Start SUPPLIED ENTRIES

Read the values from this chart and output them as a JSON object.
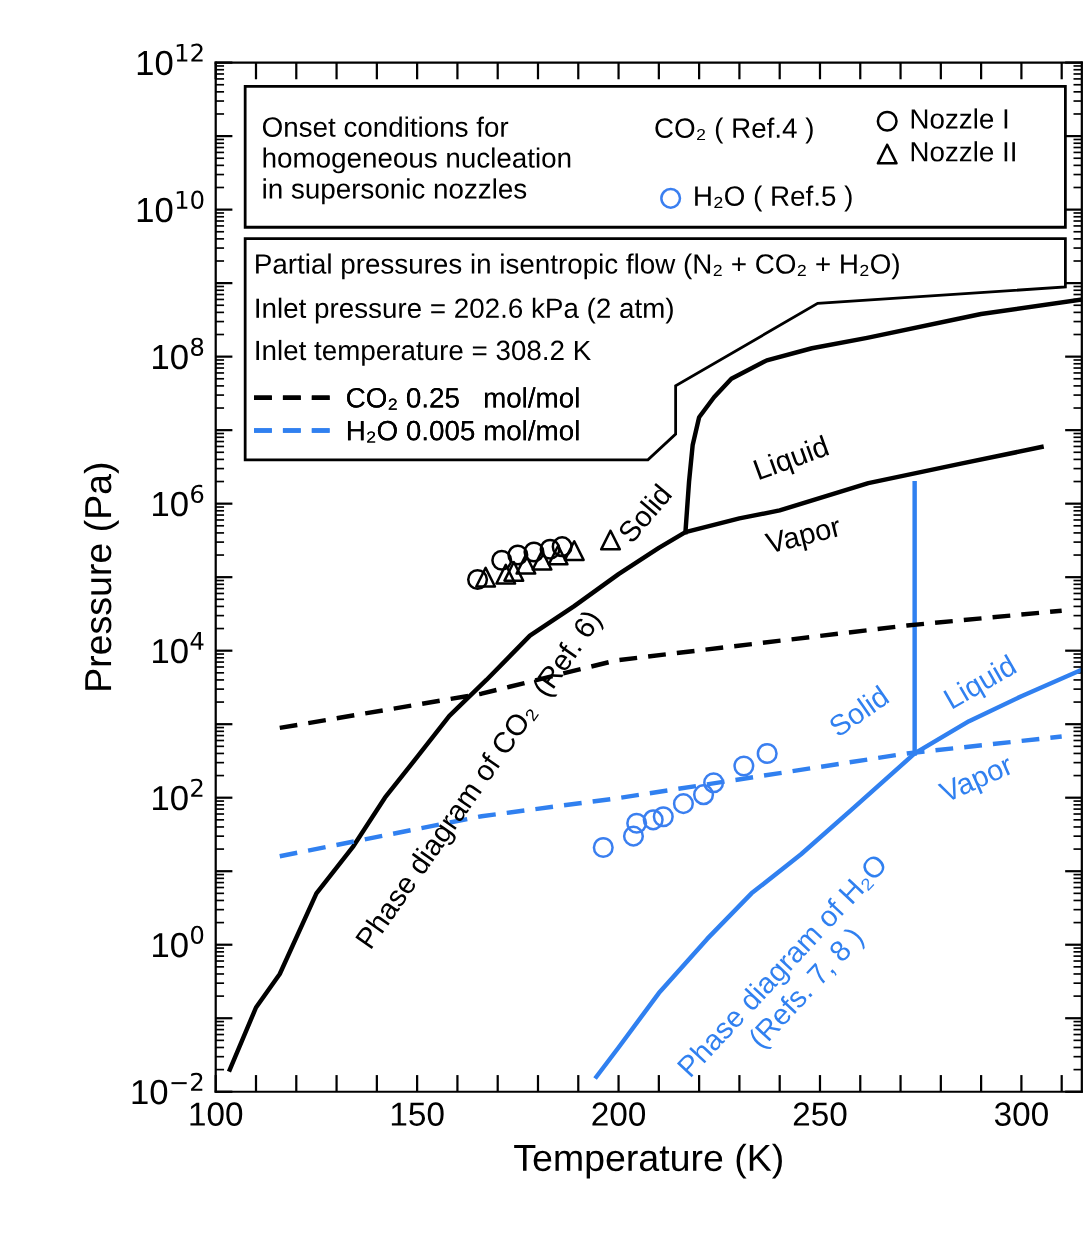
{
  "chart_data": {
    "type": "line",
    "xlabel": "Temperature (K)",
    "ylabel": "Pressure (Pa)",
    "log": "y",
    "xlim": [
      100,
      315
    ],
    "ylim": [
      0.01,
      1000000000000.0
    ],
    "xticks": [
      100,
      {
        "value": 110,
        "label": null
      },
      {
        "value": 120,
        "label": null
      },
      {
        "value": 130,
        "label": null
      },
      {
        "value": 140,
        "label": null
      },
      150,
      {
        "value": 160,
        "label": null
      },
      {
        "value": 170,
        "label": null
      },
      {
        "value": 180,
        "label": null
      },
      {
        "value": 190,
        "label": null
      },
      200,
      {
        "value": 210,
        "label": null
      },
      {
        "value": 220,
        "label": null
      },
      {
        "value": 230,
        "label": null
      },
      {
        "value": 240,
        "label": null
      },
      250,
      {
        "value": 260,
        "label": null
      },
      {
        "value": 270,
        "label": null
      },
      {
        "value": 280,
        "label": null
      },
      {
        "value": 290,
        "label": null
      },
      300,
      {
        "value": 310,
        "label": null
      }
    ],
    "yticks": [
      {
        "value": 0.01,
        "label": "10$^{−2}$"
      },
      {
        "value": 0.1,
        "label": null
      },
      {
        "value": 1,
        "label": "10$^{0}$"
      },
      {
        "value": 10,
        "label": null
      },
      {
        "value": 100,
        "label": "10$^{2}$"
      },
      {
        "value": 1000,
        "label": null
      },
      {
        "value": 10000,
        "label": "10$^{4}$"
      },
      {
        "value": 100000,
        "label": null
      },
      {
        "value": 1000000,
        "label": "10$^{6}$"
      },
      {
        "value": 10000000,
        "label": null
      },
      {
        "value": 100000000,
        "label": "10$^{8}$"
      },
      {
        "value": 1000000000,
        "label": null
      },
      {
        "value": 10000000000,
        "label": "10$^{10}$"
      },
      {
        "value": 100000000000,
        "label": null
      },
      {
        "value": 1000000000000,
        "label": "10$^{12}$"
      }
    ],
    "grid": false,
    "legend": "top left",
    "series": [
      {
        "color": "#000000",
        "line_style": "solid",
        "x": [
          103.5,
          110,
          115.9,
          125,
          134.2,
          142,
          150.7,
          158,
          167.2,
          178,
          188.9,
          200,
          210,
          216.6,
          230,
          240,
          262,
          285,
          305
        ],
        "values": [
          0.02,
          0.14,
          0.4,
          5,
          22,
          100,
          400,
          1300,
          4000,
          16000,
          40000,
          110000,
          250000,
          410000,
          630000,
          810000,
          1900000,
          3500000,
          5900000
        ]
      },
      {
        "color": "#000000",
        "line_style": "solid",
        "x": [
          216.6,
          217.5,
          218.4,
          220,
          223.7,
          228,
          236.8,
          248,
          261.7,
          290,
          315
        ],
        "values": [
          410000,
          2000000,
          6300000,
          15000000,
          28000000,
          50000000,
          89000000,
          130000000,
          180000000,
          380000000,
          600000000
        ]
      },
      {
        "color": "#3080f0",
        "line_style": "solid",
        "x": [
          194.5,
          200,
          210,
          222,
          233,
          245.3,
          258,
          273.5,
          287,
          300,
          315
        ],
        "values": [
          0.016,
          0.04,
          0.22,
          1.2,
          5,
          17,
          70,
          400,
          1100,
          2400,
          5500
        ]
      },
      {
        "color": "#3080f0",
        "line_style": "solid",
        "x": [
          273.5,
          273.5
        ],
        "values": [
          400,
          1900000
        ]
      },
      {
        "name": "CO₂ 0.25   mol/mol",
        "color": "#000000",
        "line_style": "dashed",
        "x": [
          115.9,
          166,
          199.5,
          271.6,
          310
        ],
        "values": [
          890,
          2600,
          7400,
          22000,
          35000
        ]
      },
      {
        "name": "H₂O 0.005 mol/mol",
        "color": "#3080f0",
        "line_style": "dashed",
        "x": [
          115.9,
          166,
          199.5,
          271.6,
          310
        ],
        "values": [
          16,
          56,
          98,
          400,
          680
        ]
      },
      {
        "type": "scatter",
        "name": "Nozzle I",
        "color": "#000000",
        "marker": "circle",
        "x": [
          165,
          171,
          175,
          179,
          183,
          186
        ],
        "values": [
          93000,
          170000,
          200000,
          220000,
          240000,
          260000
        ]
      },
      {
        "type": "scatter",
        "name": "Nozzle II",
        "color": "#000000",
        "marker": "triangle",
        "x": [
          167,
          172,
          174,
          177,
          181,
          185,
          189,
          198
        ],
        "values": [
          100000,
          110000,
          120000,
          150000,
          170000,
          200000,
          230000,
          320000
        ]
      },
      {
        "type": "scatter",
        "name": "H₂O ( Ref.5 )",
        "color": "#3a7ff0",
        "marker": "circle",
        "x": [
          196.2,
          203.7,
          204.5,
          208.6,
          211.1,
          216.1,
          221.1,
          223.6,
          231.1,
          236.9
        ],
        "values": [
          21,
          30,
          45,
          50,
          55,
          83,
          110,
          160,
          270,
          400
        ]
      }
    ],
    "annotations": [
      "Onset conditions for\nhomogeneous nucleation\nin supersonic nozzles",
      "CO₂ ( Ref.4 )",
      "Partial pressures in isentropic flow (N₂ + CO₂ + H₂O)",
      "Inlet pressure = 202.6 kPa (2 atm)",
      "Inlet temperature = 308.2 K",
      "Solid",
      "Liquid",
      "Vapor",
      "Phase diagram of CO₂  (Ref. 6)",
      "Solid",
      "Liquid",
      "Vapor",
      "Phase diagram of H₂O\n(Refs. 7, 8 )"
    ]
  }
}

End SUPPLIED ENTRIES

WHAT IS BEING ASKED: Copy each line in the data that holds the word "Phase".

COMPLETED EXERCISE:
      "Phase diagram of CO₂  (Ref. 6)",
      "Phase diagram of H₂O\n(Refs. 7, 8 )"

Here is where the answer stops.